**Task description**
Write out the data below exactly as given, without any of its pictures.

**Items**
[START]
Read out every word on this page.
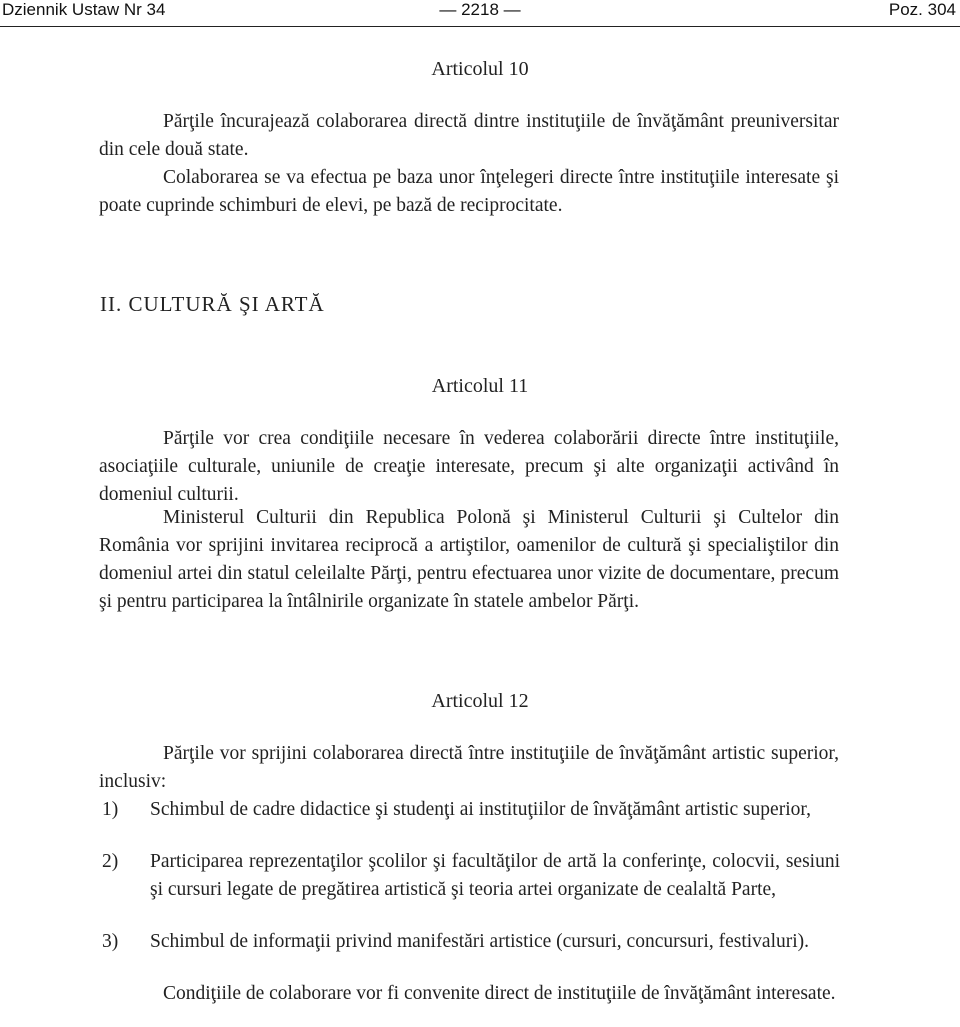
Dziennik Ustaw Nr 34	— 2218 —	Poz. 304
Articolul 10
Părţile încurajează colaborarea directă dintre instituţiile de învăţământ preuniversitar din cele două state.
Colaborarea se va efectua pe baza unor înţelegeri directe între instituţiile interesate şi poate cuprinde schimburi de elevi, pe bază de reciprocitate.
II. CULTURĂ ŞI ARTĂ
Articolul 11
Părţile vor crea condiţiile necesare în vederea colaborării directe între instituţiile, asociaţiile culturale, uniunile de creaţie interesate, precum şi alte organizaţii activând în domeniul culturii.
Ministerul Culturii din Republica Polonă şi Ministerul Culturii şi Cultelor din România vor sprijini invitarea reciprocă a artiştilor, oamenilor de cultură şi specialiştilor din domeniul artei din statul celeilalte Părţi, pentru efectuarea unor vizite de documentare, precum şi pentru participarea la întâlnirile organizate în statele ambelor Părţi.
Articolul 12
Părţile vor sprijini colaborarea directă între instituţiile de învăţământ artistic superior, inclusiv:
1) Schimbul de cadre didactice şi studenţi ai instituţiilor de învăţământ artistic superior,
2) Participarea reprezentaţilor şcolilor şi facultăţilor de artă la conferinţe, colocvii, sesiuni şi cursuri legate de pregătirea artistică şi teoria artei organizate de cealaltă Parte,
3) Schimbul de informaţii privind manifestări artistice (cursuri, concursuri, festivaluri).
Condiţiile de colaborare vor fi convenite direct de instituţiile de învăţământ interesate.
[END]
**Written response**
Read out every word on this page.
Dziennik Ustaw Nr 34	— 2218 —	Poz. 304
Articolul 10
Părţile încurajează colaborarea directă dintre instituţiile de învăţământ preuniversitar din cele două state.
Colaborarea se va efectua pe baza unor înţelegeri directe între instituţiile interesate şi poate cuprinde schimburi de elevi, pe bază de reciprocitate.
II. CULTURĂ ŞI ARTĂ
Articolul 11
Părţile vor crea condiţiile necesare în vederea colaborării directe între instituţiile, asociaţiile culturale, uniunile de creaţie interesate, precum şi alte organizaţii activând în domeniul culturii.
Ministerul Culturii din Republica Polonă şi Ministerul Culturii şi Cultelor din România vor sprijini invitarea reciprocă a artiştilor, oamenilor de cultură şi specialiştilor din domeniul artei din statul celeilalte Părţi, pentru efectuarea unor vizite de documentare, precum şi pentru participarea la întâlnirile organizate în statele ambelor Părţi.
Articolul 12
Părţile vor sprijini colaborarea directă între instituţiile de învăţământ artistic superior, inclusiv:
1) Schimbul de cadre didactice şi studenţi ai instituţiilor de învăţământ artistic superior,
2) Participarea reprezentaţilor şcolilor şi facultăţilor de artă la conferinţe, colocvii, sesiuni şi cursuri legate de pregătirea artistică şi teoria artei organizate de cealaltă Parte,
3) Schimbul de informaţii privind manifestări artistice (cursuri, concursuri, festivaluri).
Condiţiile de colaborare vor fi convenite direct de instituţiile de învăţământ interesate.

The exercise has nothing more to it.